Your task is to output the entries below word for word.

▶ RECORDS PROVIDED:
+ + + +
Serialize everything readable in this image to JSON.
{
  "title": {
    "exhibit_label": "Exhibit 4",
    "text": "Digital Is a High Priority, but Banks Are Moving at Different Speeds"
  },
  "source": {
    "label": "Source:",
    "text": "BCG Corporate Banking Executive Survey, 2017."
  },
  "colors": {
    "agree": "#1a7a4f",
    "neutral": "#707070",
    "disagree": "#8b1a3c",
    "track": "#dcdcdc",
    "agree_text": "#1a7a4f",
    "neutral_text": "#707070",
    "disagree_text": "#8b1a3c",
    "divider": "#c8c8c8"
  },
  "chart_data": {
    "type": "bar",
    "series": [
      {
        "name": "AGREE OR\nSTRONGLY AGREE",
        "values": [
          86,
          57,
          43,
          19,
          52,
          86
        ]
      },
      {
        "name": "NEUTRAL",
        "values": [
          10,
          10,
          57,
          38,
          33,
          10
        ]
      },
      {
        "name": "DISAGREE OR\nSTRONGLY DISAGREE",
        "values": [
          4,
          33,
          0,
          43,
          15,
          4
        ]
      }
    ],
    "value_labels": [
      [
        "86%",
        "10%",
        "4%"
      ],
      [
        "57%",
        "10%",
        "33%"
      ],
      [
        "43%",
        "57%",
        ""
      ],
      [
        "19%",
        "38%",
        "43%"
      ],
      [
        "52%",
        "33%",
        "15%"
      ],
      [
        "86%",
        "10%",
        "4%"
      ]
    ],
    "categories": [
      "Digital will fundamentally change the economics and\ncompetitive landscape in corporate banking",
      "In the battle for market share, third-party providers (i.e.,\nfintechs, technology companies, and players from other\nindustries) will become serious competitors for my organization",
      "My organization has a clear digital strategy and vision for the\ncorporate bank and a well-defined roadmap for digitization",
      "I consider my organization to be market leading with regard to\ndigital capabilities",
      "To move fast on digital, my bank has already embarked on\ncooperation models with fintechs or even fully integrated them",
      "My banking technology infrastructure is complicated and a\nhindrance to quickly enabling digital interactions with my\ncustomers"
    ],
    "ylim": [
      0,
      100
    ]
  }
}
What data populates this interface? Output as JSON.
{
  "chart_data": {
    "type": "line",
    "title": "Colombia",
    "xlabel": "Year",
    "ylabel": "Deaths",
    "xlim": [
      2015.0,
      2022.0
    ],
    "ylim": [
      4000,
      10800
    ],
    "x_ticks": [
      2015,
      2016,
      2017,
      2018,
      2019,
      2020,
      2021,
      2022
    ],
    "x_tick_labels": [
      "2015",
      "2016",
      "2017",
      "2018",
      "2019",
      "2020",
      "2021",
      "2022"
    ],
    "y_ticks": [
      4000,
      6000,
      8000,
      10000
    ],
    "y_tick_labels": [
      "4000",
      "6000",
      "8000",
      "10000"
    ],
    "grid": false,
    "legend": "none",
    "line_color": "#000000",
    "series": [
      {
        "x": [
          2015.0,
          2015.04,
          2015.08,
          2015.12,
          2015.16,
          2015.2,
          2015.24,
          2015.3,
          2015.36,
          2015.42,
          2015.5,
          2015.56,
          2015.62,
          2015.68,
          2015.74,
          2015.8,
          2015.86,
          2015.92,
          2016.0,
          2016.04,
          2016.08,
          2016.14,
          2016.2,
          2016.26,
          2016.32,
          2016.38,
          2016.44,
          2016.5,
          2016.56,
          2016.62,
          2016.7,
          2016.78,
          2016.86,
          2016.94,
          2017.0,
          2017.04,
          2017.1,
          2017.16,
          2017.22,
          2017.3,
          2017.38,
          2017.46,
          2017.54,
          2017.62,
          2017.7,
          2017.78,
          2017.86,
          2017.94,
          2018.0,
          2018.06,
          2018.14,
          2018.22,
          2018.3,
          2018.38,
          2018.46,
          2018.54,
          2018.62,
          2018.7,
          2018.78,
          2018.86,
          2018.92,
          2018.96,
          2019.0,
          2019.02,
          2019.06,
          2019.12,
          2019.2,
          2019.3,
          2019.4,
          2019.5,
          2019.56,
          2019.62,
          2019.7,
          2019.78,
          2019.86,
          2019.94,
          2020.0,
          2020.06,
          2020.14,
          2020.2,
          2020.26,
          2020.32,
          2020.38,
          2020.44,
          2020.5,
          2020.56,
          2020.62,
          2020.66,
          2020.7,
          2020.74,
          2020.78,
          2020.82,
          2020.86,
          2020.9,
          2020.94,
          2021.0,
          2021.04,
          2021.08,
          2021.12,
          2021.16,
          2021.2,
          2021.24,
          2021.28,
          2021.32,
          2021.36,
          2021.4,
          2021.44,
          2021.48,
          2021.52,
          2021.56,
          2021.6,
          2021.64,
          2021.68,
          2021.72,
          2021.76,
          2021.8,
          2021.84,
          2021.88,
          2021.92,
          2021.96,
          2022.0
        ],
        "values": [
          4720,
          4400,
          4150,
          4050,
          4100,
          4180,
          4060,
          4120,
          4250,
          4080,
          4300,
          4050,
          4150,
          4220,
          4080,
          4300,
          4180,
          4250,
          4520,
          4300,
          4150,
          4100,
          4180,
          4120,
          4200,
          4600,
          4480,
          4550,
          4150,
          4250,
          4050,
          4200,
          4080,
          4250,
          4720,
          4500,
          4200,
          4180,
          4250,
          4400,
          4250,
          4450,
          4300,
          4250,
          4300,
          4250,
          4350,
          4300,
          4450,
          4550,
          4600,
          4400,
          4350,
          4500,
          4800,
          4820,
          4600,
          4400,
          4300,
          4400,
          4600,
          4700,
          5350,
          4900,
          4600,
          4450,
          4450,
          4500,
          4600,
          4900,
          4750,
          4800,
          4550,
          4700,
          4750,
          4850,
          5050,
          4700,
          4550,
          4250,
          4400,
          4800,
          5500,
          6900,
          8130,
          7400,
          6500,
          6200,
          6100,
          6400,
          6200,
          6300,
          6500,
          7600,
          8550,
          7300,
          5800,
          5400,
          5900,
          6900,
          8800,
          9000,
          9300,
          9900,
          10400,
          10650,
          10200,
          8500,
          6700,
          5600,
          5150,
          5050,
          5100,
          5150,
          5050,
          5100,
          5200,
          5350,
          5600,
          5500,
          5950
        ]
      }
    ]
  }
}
+ + + +
▶ FINISHED ANSWER:
Serialize everything readable in this image to JSON.
{
  "title": {
    "exhibit_label": "Exhibit 4",
    "text": "Digital Is a High Priority, but Banks Are Moving at Different Speeds"
  },
  "source": {
    "label": "Source:",
    "text": "BCG Corporate Banking Executive Survey, 2017."
  },
  "colors": {
    "agree": "#1a7a4f",
    "neutral": "#707070",
    "disagree": "#8b1a3c",
    "track": "#dcdcdc",
    "agree_text": "#1a7a4f",
    "neutral_text": "#707070",
    "disagree_text": "#8b1a3c",
    "divider": "#c8c8c8"
  },
  "chart_data": {
    "type": "bar",
    "series": [
      {
        "name": "AGREE OR\nSTRONGLY AGREE",
        "values": [
          86,
          57,
          43,
          19,
          52,
          86
        ]
      },
      {
        "name": "NEUTRAL",
        "values": [
          10,
          10,
          57,
          38,
          33,
          10
        ]
      },
      {
        "name": "DISAGREE OR\nSTRONGLY DISAGREE",
        "values": [
          4,
          33,
          0,
          43,
          15,
          4
        ]
      }
    ],
    "value_labels": [
      [
        "86%",
        "10%",
        "4%"
      ],
      [
        "57%",
        "10%",
        "33%"
      ],
      [
        "43%",
        "57%",
        ""
      ],
      [
        "19%",
        "38%",
        "43%"
      ],
      [
        "52%",
        "33%",
        "15%"
      ],
      [
        "86%",
        "10%",
        "4%"
      ]
    ],
    "categories": [
      "Digital will fundamentally change the economics and\ncompetitive landscape in corporate banking",
      "In the battle for market share, third-party providers (i.e.,\nfintechs, technology companies, and players from other\nindustries) will become serious competitors for my organization",
      "My organization has a clear digital strategy and vision for the\ncorporate bank and a well-defined roadmap for digitization",
      "I consider my organization to be market leading with regard to\ndigital capabilities",
      "To move fast on digital, my bank has already embarked on\ncooperation models with fintechs or even fully integrated them",
      "My banking technology infrastructure is complicated and a\nhindrance to quickly enabling digital interactions with my\ncustomers"
    ],
    "ylim": [
      0,
      100
    ]
  }
}
What data populates this interface? Output as JSON.
{
  "chart_data": {
    "type": "line",
    "title": "Colombia",
    "xlabel": "Year",
    "ylabel": "Deaths",
    "xlim": [
      2015.0,
      2022.0
    ],
    "ylim": [
      4000,
      10800
    ],
    "x_ticks": [
      2015,
      2016,
      2017,
      2018,
      2019,
      2020,
      2021,
      2022
    ],
    "x_tick_labels": [
      "2015",
      "2016",
      "2017",
      "2018",
      "2019",
      "2020",
      "2021",
      "2022"
    ],
    "y_ticks": [
      4000,
      6000,
      8000,
      10000
    ],
    "y_tick_labels": [
      "4000",
      "6000",
      "8000",
      "10000"
    ],
    "grid": false,
    "legend": "none",
    "line_color": "#000000",
    "series": [
      {
        "x": [
          2015.0,
          2015.04,
          2015.08,
          2015.12,
          2015.16,
          2015.2,
          2015.24,
          2015.3,
          2015.36,
          2015.42,
          2015.5,
          2015.56,
          2015.62,
          2015.68,
          2015.74,
          2015.8,
          2015.86,
          2015.92,
          2016.0,
          2016.04,
          2016.08,
          2016.14,
          2016.2,
          2016.26,
          2016.32,
          2016.38,
          2016.44,
          2016.5,
          2016.56,
          2016.62,
          2016.7,
          2016.78,
          2016.86,
          2016.94,
          2017.0,
          2017.04,
          2017.1,
          2017.16,
          2017.22,
          2017.3,
          2017.38,
          2017.46,
          2017.54,
          2017.62,
          2017.7,
          2017.78,
          2017.86,
          2017.94,
          2018.0,
          2018.06,
          2018.14,
          2018.22,
          2018.3,
          2018.38,
          2018.46,
          2018.54,
          2018.62,
          2018.7,
          2018.78,
          2018.86,
          2018.92,
          2018.96,
          2019.0,
          2019.02,
          2019.06,
          2019.12,
          2019.2,
          2019.3,
          2019.4,
          2019.5,
          2019.56,
          2019.62,
          2019.7,
          2019.78,
          2019.86,
          2019.94,
          2020.0,
          2020.06,
          2020.14,
          2020.2,
          2020.26,
          2020.32,
          2020.38,
          2020.44,
          2020.5,
          2020.56,
          2020.62,
          2020.66,
          2020.7,
          2020.74,
          2020.78,
          2020.82,
          2020.86,
          2020.9,
          2020.94,
          2021.0,
          2021.04,
          2021.08,
          2021.12,
          2021.16,
          2021.2,
          2021.24,
          2021.28,
          2021.32,
          2021.36,
          2021.4,
          2021.44,
          2021.48,
          2021.52,
          2021.56,
          2021.6,
          2021.64,
          2021.68,
          2021.72,
          2021.76,
          2021.8,
          2021.84,
          2021.88,
          2021.92,
          2021.96,
          2022.0
        ],
        "values": [
          4720,
          4400,
          4150,
          4050,
          4100,
          4180,
          4060,
          4120,
          4250,
          4080,
          4300,
          4050,
          4150,
          4220,
          4080,
          4300,
          4180,
          4250,
          4520,
          4300,
          4150,
          4100,
          4180,
          4120,
          4200,
          4600,
          4480,
          4550,
          4150,
          4250,
          4050,
          4200,
          4080,
          4250,
          4720,
          4500,
          4200,
          4180,
          4250,
          4400,
          4250,
          4450,
          4300,
          4250,
          4300,
          4250,
          4350,
          4300,
          4450,
          4550,
          4600,
          4400,
          4350,
          4500,
          4800,
          4820,
          4600,
          4400,
          4300,
          4400,
          4600,
          4700,
          5350,
          4900,
          4600,
          4450,
          4450,
          4500,
          4600,
          4900,
          4750,
          4800,
          4550,
          4700,
          4750,
          4850,
          5050,
          4700,
          4550,
          4250,
          4400,
          4800,
          5500,
          6900,
          8130,
          7400,
          6500,
          6200,
          6100,
          6400,
          6200,
          6300,
          6500,
          7600,
          8550,
          7300,
          5800,
          5400,
          5900,
          6900,
          8800,
          9000,
          9300,
          9900,
          10400,
          10650,
          10200,
          8500,
          6700,
          5600,
          5150,
          5050,
          5100,
          5150,
          5050,
          5100,
          5200,
          5350,
          5600,
          5500,
          5950
        ]
      }
    ]
  }
}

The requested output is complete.